Directions for this task: Return every record verbatim.

Dataset records:
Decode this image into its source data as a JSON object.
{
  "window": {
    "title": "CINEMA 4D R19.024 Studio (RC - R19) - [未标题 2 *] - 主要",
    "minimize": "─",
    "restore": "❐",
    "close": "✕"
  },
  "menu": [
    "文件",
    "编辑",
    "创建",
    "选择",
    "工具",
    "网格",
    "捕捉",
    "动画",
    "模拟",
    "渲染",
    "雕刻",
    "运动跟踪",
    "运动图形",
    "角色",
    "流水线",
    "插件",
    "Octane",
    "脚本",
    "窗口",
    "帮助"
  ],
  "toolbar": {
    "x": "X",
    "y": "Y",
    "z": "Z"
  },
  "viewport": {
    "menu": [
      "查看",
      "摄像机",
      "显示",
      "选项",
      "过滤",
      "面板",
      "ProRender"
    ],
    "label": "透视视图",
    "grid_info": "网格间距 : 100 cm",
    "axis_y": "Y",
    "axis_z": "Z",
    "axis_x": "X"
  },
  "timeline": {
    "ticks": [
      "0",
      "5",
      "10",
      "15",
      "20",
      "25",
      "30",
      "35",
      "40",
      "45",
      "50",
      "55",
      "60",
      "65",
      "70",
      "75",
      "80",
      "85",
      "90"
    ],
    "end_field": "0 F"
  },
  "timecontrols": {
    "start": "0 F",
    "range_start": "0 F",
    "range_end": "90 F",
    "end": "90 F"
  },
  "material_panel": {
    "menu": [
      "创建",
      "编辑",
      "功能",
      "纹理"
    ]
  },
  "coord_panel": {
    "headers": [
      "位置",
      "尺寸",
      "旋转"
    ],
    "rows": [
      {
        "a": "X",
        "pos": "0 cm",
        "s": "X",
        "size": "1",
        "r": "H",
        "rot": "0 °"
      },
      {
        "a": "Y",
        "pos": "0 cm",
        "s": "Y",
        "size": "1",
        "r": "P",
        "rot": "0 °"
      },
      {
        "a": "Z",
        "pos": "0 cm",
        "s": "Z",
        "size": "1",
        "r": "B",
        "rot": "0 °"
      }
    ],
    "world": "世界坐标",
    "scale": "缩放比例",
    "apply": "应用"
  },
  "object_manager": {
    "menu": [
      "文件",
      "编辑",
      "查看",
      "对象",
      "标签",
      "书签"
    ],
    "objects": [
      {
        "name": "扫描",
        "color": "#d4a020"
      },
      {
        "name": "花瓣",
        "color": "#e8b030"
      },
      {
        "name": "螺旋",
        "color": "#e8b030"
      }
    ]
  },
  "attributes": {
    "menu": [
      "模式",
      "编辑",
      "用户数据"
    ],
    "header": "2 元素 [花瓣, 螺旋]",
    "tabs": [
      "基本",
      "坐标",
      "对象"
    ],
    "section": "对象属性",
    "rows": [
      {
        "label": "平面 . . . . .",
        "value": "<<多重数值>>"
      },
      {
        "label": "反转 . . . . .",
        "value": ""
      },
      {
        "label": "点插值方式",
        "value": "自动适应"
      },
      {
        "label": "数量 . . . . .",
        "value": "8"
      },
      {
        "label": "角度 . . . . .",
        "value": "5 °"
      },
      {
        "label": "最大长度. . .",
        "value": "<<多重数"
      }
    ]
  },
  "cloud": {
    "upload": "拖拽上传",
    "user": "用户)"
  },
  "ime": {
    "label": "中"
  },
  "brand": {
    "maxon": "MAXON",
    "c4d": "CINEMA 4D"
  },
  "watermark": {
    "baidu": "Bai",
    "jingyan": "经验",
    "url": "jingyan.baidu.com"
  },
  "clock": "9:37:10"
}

Solution to the problem:
Decode this image into its source data as a JSON object.
{
  "window": {
    "title": "CINEMA 4D R19.024 Studio (RC - R19) - [未标题 2 *] - 主要",
    "minimize": "─",
    "restore": "❐",
    "close": "✕"
  },
  "menu": [
    "文件",
    "编辑",
    "创建",
    "选择",
    "工具",
    "网格",
    "捕捉",
    "动画",
    "模拟",
    "渲染",
    "雕刻",
    "运动跟踪",
    "运动图形",
    "角色",
    "流水线",
    "插件",
    "Octane",
    "脚本",
    "窗口",
    "帮助"
  ],
  "toolbar": {
    "x": "X",
    "y": "Y",
    "z": "Z"
  },
  "viewport": {
    "menu": [
      "查看",
      "摄像机",
      "显示",
      "选项",
      "过滤",
      "面板",
      "ProRender"
    ],
    "label": "透视视图",
    "grid_info": "网格间距 : 100 cm",
    "axis_y": "Y",
    "axis_z": "Z",
    "axis_x": "X"
  },
  "timeline": {
    "ticks": [
      "0",
      "5",
      "10",
      "15",
      "20",
      "25",
      "30",
      "35",
      "40",
      "45",
      "50",
      "55",
      "60",
      "65",
      "70",
      "75",
      "80",
      "85",
      "90"
    ],
    "end_field": "0 F"
  },
  "timecontrols": {
    "start": "0 F",
    "range_start": "0 F",
    "range_end": "90 F",
    "end": "90 F"
  },
  "material_panel": {
    "menu": [
      "创建",
      "编辑",
      "功能",
      "纹理"
    ]
  },
  "coord_panel": {
    "headers": [
      "位置",
      "尺寸",
      "旋转"
    ],
    "rows": [
      {
        "a": "X",
        "pos": "0 cm",
        "s": "X",
        "size": "1",
        "r": "H",
        "rot": "0 °"
      },
      {
        "a": "Y",
        "pos": "0 cm",
        "s": "Y",
        "size": "1",
        "r": "P",
        "rot": "0 °"
      },
      {
        "a": "Z",
        "pos": "0 cm",
        "s": "Z",
        "size": "1",
        "r": "B",
        "rot": "0 °"
      }
    ],
    "world": "世界坐标",
    "scale": "缩放比例",
    "apply": "应用"
  },
  "object_manager": {
    "menu": [
      "文件",
      "编辑",
      "查看",
      "对象",
      "标签",
      "书签"
    ],
    "objects": [
      {
        "name": "扫描",
        "color": "#d4a020"
      },
      {
        "name": "花瓣",
        "color": "#e8b030"
      },
      {
        "name": "螺旋",
        "color": "#e8b030"
      }
    ]
  },
  "attributes": {
    "menu": [
      "模式",
      "编辑",
      "用户数据"
    ],
    "header": "2 元素 [花瓣, 螺旋]",
    "tabs": [
      "基本",
      "坐标",
      "对象"
    ],
    "section": "对象属性",
    "rows": [
      {
        "label": "平面 . . . . .",
        "value": "<<多重数值>>"
      },
      {
        "label": "反转 . . . . .",
        "value": ""
      },
      {
        "label": "点插值方式",
        "value": "自动适应"
      },
      {
        "label": "数量 . . . . .",
        "value": "8"
      },
      {
        "label": "角度 . . . . .",
        "value": "5 °"
      },
      {
        "label": "最大长度. . .",
        "value": "<<多重数"
      }
    ]
  },
  "cloud": {
    "upload": "拖拽上传",
    "user": "用户)"
  },
  "ime": {
    "label": "中"
  },
  "brand": {
    "maxon": "MAXON",
    "c4d": "CINEMA 4D"
  },
  "watermark": {
    "baidu": "Bai",
    "jingyan": "经验",
    "url": "jingyan.baidu.com"
  },
  "clock": "9:37:10"
}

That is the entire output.